··· EXCERPT PROVIDED

Used by: PostgreSQL, Oracle.

Logical (Row-Based) Log Replication

A separate log format, at the granularity of rows (not storage engine internals):

  • Insert: new values of all columns
  • Delete: primary key (or all columns if no PK)
  • Update: primary key + new values

This decouples replication from the storage engine format → allows rolling upgrades and can be consumed by external tools (CDC — Change Data Capture).

Used by: MySQL binlog.

Trigger-Based Replication

Custom application-level replication using database triggers. Most flexible but slowest and most error-prone. Used when you need to replicate a subset of data or between different database systems.


🔄 Replication Lag and Consistency

In asynchronous replication, followers lag behind the leader. A user might see stale data when reading from a follower. This leads to several consistency anomalies:

Read-Your-Own-Writes Consistency

Problem: You update your profile, then reload the page — but your change is gone (you were routed to a lagging follower).

Solution: Read from the leader for data you might have modified, followers for everything else. Or track the user's last write timestamp and route reads to replicas that are up-to-date with that timestamp.

Monotonic Reads

Problem: You see a message, refresh, and it's gone (you were routed to a more-lagging replica).

Solution: Each user always reads from the same replica. If that replica fails, they're rerouted, but consistently.

Consistent Prefix Reads

Problem: In a conversation, you see the reply before the question (because the replies partition was replicated faster).

Solution: Causally related writes are written to the same partition, or include causal metadata.


🌐 Multi-Leader Replication

Allow multiple leaders (each can accept writes). Leaders replicate to each other.

Use cases:

  • Multi-datacenter: One leader per datacenter. Lower latency for local writes. Continue operating if datacenter goes down.

······

ACTIVITIES.
A. Reproduce word for word the part of the database replication text that opens with the words containing "Problem: You update" and closes with "with that timestamp.".
B. Extend the database replication text, starting right after its last sentence.
The entries after this are separate from the database replication text.

··· GIVEN INFORMATION

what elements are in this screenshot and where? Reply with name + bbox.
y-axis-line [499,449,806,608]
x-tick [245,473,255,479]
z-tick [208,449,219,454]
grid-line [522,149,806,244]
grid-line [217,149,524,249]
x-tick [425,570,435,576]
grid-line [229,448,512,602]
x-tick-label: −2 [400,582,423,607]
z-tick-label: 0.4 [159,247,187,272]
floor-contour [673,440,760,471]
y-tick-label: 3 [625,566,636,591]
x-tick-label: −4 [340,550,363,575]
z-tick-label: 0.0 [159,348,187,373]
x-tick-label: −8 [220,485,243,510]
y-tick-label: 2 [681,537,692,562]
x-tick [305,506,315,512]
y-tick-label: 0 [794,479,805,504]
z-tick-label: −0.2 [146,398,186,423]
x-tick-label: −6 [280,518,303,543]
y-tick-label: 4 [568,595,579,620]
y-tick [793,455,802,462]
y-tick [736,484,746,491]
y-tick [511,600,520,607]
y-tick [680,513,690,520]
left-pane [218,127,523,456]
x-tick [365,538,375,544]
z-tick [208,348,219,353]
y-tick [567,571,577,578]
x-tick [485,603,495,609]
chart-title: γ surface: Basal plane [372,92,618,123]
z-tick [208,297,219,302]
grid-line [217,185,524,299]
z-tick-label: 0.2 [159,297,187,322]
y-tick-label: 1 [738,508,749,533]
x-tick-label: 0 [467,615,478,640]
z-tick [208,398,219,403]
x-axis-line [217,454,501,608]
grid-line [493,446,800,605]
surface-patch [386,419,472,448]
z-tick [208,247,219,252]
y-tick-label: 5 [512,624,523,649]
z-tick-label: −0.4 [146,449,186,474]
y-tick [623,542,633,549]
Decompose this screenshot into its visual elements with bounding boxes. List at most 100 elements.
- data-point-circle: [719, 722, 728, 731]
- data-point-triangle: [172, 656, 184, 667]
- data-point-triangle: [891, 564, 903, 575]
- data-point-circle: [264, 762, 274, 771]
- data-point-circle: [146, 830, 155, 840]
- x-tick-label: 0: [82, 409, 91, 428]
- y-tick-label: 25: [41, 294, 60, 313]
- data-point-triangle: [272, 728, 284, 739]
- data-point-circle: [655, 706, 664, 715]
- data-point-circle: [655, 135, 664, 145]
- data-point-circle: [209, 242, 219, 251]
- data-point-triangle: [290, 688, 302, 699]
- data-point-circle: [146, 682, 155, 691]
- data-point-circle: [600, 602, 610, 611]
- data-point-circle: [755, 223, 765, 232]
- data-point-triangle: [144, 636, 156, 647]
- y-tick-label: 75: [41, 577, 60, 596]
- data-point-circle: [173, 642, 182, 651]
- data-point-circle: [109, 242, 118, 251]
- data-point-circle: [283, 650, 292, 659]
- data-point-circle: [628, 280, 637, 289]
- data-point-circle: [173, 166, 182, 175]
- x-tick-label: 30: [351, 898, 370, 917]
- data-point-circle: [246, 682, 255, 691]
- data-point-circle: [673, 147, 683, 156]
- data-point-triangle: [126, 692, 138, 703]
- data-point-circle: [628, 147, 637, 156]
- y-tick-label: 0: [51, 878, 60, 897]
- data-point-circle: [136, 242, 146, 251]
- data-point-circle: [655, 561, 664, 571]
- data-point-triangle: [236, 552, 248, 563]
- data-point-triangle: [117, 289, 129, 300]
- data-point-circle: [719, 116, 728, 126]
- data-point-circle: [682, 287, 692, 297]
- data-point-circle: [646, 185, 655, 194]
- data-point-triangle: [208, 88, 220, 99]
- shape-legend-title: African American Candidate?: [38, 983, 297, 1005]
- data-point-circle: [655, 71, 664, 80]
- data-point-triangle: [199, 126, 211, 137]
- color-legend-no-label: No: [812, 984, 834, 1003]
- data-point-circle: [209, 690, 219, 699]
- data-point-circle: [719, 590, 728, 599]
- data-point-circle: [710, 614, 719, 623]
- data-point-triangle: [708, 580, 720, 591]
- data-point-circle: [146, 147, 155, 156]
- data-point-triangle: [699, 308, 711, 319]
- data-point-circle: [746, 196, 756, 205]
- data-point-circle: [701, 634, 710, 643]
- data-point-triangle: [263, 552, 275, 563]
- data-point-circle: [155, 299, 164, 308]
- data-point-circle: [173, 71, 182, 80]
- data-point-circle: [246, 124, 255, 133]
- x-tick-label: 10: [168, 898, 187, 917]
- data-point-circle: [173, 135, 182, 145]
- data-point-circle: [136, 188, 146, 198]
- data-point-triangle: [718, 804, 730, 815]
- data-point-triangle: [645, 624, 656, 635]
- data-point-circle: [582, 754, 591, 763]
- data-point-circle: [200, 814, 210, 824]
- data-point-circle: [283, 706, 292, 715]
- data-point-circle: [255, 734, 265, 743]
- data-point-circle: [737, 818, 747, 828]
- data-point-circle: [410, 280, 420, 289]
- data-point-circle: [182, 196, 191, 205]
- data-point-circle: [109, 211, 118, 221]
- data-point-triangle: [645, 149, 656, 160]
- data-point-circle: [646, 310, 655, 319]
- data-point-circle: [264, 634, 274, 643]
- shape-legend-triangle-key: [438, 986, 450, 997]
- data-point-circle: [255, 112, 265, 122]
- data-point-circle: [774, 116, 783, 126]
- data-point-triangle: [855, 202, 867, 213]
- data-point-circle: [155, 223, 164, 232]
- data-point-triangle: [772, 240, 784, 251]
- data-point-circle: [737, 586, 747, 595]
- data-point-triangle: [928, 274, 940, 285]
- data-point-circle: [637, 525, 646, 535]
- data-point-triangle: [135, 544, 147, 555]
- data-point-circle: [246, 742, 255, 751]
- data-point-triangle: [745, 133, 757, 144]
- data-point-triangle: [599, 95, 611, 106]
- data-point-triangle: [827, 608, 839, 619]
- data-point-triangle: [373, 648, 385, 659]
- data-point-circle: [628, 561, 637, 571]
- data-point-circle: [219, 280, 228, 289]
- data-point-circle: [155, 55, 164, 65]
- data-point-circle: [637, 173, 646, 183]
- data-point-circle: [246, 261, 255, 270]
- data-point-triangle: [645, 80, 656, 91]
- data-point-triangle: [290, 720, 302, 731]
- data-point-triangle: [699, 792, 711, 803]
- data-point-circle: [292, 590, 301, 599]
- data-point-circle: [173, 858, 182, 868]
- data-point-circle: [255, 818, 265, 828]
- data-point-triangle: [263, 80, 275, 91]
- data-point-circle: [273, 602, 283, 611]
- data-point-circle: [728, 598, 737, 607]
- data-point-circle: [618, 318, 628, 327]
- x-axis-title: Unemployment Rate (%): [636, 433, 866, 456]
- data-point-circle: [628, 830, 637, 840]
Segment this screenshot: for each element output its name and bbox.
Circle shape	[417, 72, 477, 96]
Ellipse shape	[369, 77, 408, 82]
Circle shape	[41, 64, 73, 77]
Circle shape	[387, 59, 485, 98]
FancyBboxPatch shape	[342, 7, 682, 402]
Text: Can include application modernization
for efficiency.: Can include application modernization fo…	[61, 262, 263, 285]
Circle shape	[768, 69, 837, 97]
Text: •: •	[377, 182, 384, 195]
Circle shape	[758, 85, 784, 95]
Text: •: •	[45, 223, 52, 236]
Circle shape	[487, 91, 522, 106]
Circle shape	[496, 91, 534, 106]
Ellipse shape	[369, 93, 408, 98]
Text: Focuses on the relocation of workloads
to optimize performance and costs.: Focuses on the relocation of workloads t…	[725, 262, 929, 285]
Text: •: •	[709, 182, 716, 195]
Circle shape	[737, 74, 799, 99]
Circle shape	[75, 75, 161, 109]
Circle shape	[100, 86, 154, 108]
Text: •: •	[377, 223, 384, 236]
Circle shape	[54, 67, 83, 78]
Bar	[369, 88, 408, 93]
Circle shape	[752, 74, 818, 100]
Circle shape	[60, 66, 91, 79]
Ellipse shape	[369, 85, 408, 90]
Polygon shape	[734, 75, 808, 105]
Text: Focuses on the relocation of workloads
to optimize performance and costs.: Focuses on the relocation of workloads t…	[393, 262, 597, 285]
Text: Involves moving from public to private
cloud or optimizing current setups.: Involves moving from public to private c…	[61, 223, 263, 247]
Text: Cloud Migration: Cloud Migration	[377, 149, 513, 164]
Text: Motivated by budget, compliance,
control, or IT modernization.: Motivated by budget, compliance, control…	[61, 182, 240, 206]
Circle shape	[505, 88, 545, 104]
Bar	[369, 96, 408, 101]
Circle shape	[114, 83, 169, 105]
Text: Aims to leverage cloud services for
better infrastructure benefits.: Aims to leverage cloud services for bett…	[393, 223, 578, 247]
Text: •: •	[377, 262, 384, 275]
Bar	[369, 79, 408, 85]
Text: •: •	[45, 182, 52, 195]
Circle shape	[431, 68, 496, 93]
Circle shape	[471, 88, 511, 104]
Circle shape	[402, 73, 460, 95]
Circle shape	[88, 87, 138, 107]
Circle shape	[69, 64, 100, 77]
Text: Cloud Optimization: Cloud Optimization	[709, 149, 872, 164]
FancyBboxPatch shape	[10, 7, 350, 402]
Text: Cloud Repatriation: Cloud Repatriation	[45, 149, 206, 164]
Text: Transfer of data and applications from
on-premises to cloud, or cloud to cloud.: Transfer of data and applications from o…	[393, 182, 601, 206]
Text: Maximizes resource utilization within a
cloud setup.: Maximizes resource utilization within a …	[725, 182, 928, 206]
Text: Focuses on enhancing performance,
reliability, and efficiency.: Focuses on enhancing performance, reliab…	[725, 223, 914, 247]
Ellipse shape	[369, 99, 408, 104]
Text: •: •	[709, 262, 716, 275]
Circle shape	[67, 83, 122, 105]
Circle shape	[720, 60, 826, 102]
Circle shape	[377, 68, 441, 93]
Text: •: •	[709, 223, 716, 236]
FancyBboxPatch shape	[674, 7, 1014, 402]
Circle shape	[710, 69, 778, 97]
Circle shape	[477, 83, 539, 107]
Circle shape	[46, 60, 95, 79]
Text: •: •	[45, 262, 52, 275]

······

ANSWERS TO EACH TASK.
A.
Problem: You update your profile, then reload the page — but your change is gone (you were routed to a lagging follower).

Solution: Read from the leader for data you might have modified, followers for everything else. Or track the user's last write timestamp and route reads to replicas that are up-to-date with that timestamp.

B.
  • Offline clients: Each device is its own leader (e.g., calendar app that works offline). Sync when connected.
  • Collaborative editing: Google Docs — each user's local changes are applied immediately and replicated.

The big problem: write conflicts

If two users simultaneously modify the same record on different leaders, you get a conflict that must be resolved.

Conflict Resolution Strategies

  • Last Write Wins (LWW): Most recent timestamp wins. Simple but loses data.
  • Merge: Try to merge both values (works for some data types like sets/counters).
  • Custom logic: Run application code on conflict, let the user decide.
  • CRDTs (Conflict-free Replicated Data Types): Special data structures that automatically merge conflicts in a mathematically sound way.

🔄 Leaderless Replication (Dynamo-Style)

No single leader. Clients send writes to multiple replicas directly and reads similarly.

Used by: Amazon Dynamo, Apache Cassandra, Riak, Voldemort.

Quorums for Reading and Writing

With n replicas, w writes required, r reads required:

If w + r > n → you're guaranteed to read up-to-date data

Common: n=3, w=2, r=2 — tolerate 1 node failure.

Read repair: On read, compare values across replicas. If one is stale, update it.

Anti-entropy: Background process that continuously compares replicas and copies missing data.

Sloppy Quorums and Hinted Handoff

During a network partition, write to any available nodes (even outside the home quorum). When the preferred nodes recover, hand off the writes — hinted handoff. This increases write availability at the cost of consistency.

Limitations of Leaderless Replication

Even with w + r > n, edge cases can return stale reads:

  • Two writes occur simultaneously (need conflict resolution)
  • A write partially succeeds (some nodes got it, some didn't)
  • A node returns stale data after recovery

Leaderless replication is optimized for high availability and low latency across datacenters, not for strong consistency guarantees.


Summary

ApproachWrites go toRead scalabilityAvailabilityConsistency
Single-leaderOne leaderRead from followersLeader SPOFStrong (sync) or eventual (async)
Multi-leaderAny leaderHighVery highEventual + conflict resolution
LeaderlessMultiple replicasHighVery highEventual (quorum-based)

Replication is fundamentally about a trade-off between performance, availability, and consistency — a theme that runs throughout the rest of the book.